**Record list:**
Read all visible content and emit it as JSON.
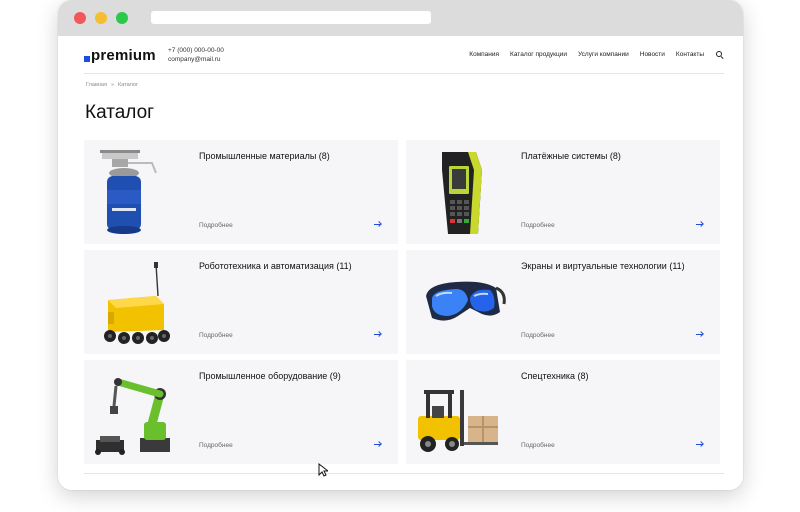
{
  "header": {
    "logo_text": "premium",
    "phone": "+7 (000) 000-00-00",
    "email": "company@mail.ru",
    "nav": [
      "Компания",
      "Каталог продукции",
      "Услуги компании",
      "Новости",
      "Контакты"
    ],
    "search_icon": "search-icon"
  },
  "breadcrumb": {
    "home": "Главная",
    "separator": "»",
    "current": "Каталог"
  },
  "page_title": "Каталог",
  "cards": [
    {
      "name": "Промышленные материалы (8)",
      "more": "Подробнее",
      "image": "gas-canister-burner"
    },
    {
      "name": "Платёжные системы (8)",
      "more": "Подробнее",
      "image": "payment-terminal"
    },
    {
      "name": "Робототехника и автоматизация (11)",
      "more": "Подробнее",
      "image": "delivery-robot"
    },
    {
      "name": "Экраны и виртуальные технологии (11)",
      "more": "Подробнее",
      "image": "vr-goggles"
    },
    {
      "name": "Промышленное оборудование (9)",
      "more": "Подробнее",
      "image": "robotic-arm"
    },
    {
      "name": "Спецтехника (8)",
      "more": "Подробнее",
      "image": "forklift"
    }
  ],
  "colors": {
    "accent": "#1d4ed8",
    "card_bg": "#f6f6f8",
    "chrome": "#dcdcdc"
  }
}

**Your task:** Say how many lines have the string "image" in them, offering no words beyond the number.

**Final result:** 6